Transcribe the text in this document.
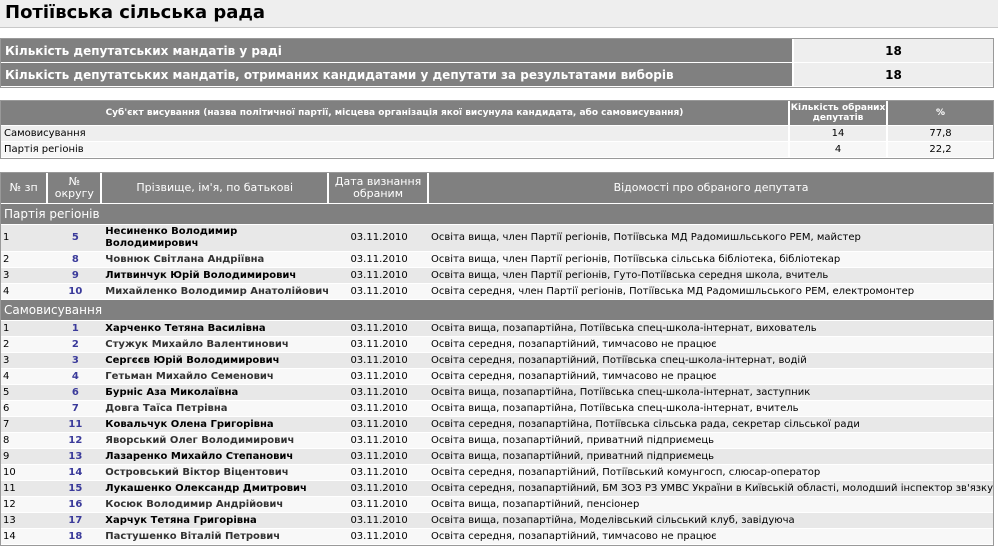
Потіївська сільська рада
Кількість депутатських мандатів у раді	18
Кількість депутатських мандатів, отриманих кандидатами у депутати за результатами виборів	18
Суб'єкт висування (назва політичної партії, місцева організація якої висунула кандидата, або самовисування)	Кількість обраних депутатів	%
Самовисування	14	77,8
Партія регіонів	4	22,2
№ зп	№ округу	Прізвище, ім'я, по батькові	Дата визнання обраним	Відомості про обраного депутата
Партія регіонів				
1	5	Несиненко Володимир Володимирович	03.11.2010	Освіта вища, член Партії регіонів, Потіївська МД Радомишльського РЕМ, майстер
2	8	Човнюк Світлана Андріївна	03.11.2010	Освіта вища, член Партії регіонів, Потіївська сільська бібліотека, бібліотекар
3	9	Литвинчук Юрій Володимирович	03.11.2010	Освіта вища, член Партії регіонів, Гуто-Потіївська середня школа, вчитель
4	10	Михайленко Володимир Анатолійович	03.11.2010	Освіта середня, член Партії регіонів, Потіївська МД Радомишльського РЕМ, електромонтер
Самовисування				
1	1	Харченко Тетяна Василівна	03.11.2010	Освіта вища, позапартійна, Потіївська спец-школа-інтернат, вихователь
2	2	Стужук Михайло Валентинович	03.11.2010	Освіта середня, позапартійний, тимчасово не працює
3	3	Сергєєв Юрій Володимирович	03.11.2010	Освіта середня, позапартійний, Потіївська спец-школа-інтернат, водій
4	4	Гетьман Михайло Семенович	03.11.2010	Освіта середня, позапартійний, тимчасово не працює
5	6	Бурніс Аза Миколаївна	03.11.2010	Освіта вища, позапартійна, Потіївська спец-школа-інтернат, заступник
6	7	Довга Таїса Петрівна	03.11.2010	Освіта вища, позапартійна, Потіївська спец-школа-інтернат, вчитель
7	11	Ковальчук Олена Григорівна	03.11.2010	Освіта середня, позапартійна, Потіївська сільська рада, секретар сільської ради
8	12	Яворський Олег Володимирович	03.11.2010	Освіта вища, позапартійний, приватний підприємець
9	13	Лазаренко Михайло Степанович	03.11.2010	Освіта вища, позапартійний, приватний підприємець
10	14	Островський Віктор Віцентович	03.11.2010	Освіта середня, позапартійний, Потіївський комунгосп, слюсар-оператор
11	15	Лукашенко Олександр Дмитрович	03.11.2010	Освіта середня, позапартійний, БМ ЗОЗ РЗ УМВС України в Київській області, молодший інспектор зв'язку
12	16	Косюк Володимир Андрійович	03.11.2010	Освіта вища, позапартійний, пенсіонер
13	17	Харчук Тетяна Григорівна	03.11.2010	Освіта вища, позапартійна, Моделівський сільський клуб, завідуюча
14	18	Пастушенко Віталій Петрович	03.11.2010	Освіта середня, позапартійний, тимчасово не працює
━━━
#### [SHORT TASK]
Return the listing above word for word, with the pictures removed.

#### [SOLUTION FOR THIS TASK]
Transcribe the text in this document.
Потіївська сільська рада
Кількість депутатських мандатів у раді	18
Кількість депутатських мандатів, отриманих кандидатами у депутати за результатами виборів	18
Суб'єкт висування (назва політичної партії, місцева організація якої висунула кандидата, або самовисування)	Кількість обраних депутатів	%
Самовисування	14	77,8
Партія регіонів	4	22,2
№ зп	№ округу	Прізвище, ім'я, по батькові	Дата визнання обраним	Відомості про обраного депутата
Партія регіонів				
1	5	Несиненко Володимир Володимирович	03.11.2010	Освіта вища, член Партії регіонів, Потіївська МД Радомишльського РЕМ, майстер
2	8	Човнюк Світлана Андріївна	03.11.2010	Освіта вища, член Партії регіонів, Потіївська сільська бібліотека, бібліотекар
3	9	Литвинчук Юрій Володимирович	03.11.2010	Освіта вища, член Партії регіонів, Гуто-Потіївська середня школа, вчитель
4	10	Михайленко Володимир Анатолійович	03.11.2010	Освіта середня, член Партії регіонів, Потіївська МД Радомишльського РЕМ, електромонтер
Самовисування				
1	1	Харченко Тетяна Василівна	03.11.2010	Освіта вища, позапартійна, Потіївська спец-школа-інтернат, вихователь
2	2	Стужук Михайло Валентинович	03.11.2010	Освіта середня, позапартійний, тимчасово не працює
3	3	Сергєєв Юрій Володимирович	03.11.2010	Освіта середня, позапартійний, Потіївська спец-школа-інтернат, водій
4	4	Гетьман Михайло Семенович	03.11.2010	Освіта середня, позапартійний, тимчасово не працює
5	6	Бурніс Аза Миколаївна	03.11.2010	Освіта вища, позапартійна, Потіївська спец-школа-інтернат, заступник
6	7	Довга Таїса Петрівна	03.11.2010	Освіта вища, позапартійна, Потіївська спец-школа-інтернат, вчитель
7	11	Ковальчук Олена Григорівна	03.11.2010	Освіта середня, позапартійна, Потіївська сільська рада, секретар сільської ради
8	12	Яворський Олег Володимирович	03.11.2010	Освіта вища, позапартійний, приватний підприємець
9	13	Лазаренко Михайло Степанович	03.11.2010	Освіта вища, позапартійний, приватний підприємець
10	14	Островський Віктор Віцентович	03.11.2010	Освіта середня, позапартійний, Потіївський комунгосп, слюсар-оператор
11	15	Лукашенко Олександр Дмитрович	03.11.2010	Освіта середня, позапартійний, БМ ЗОЗ РЗ УМВС України в Київській області, молодший інспектор зв'язку
12	16	Косюк Володимир Андрійович	03.11.2010	Освіта вища, позапартійний, пенсіонер
13	17	Харчук Тетяна Григорівна	03.11.2010	Освіта вища, позапартійна, Моделівський сільський клуб, завідуюча
14	18	Пастушенко Віталій Петрович	03.11.2010	Освіта середня, позапартійний, тимчасово не працює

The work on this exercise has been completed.